## What you will do
Give every line from the entries that contains "DIPULANG".

==== Provided records ====

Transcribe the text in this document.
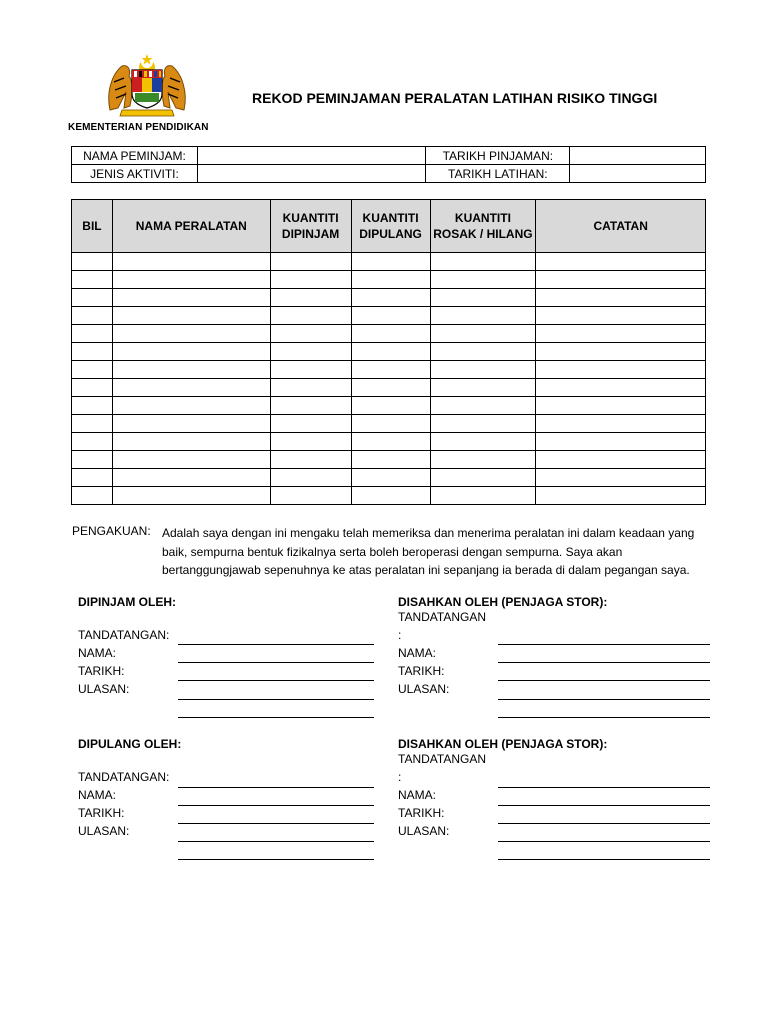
KEMENTERIAN PENDIDIKAN
REKOD PEMINJAMAN PERALATAN LATIHAN RISIKO TINGGI
NAMA PEMINJAM:		TARIKH PINJAMAN:	
JENIS AKTIVITI:		TARIKH LATIHAN:	
BIL	NAMA PERALATAN	KUANTITI DIPINJAM	KUANTITI DIPULANG	KUANTITI ROSAK / HILANG	CATATAN

PENGAKUAN: Adalah saya dengan ini mengaku telah memeriksa dan menerima peralatan ini dalam keadaan yang baik, sempurna bentuk fizikalnya serta boleh beroperasi dengan sempurna. Saya akan bertanggungjawab sepenuhnya ke atas peralatan ini sepanjang ia berada di dalam pegangan saya.
DIPINJAM OLEH:
TANDATANGAN:
NAMA:
TARIKH:
ULASAN:
DISAHKAN OLEH (PENJAGA STOR):
TANDATANGAN
:
NAMA:
TARIKH:
ULASAN:
DIPULANG OLEH:
TANDATANGAN:
NAMA:
TARIKH:
ULASAN:
DISAHKAN OLEH (PENJAGA STOR):
TANDATANGAN
:
NAMA:
TARIKH:
ULASAN:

====

## Expected answer
BIL	NAMA PERALATAN	KUANTITI DIPINJAM	KUANTITI DIPULANG	KUANTITI ROSAK / HILANG	CATATAN
DIPULANG OLEH:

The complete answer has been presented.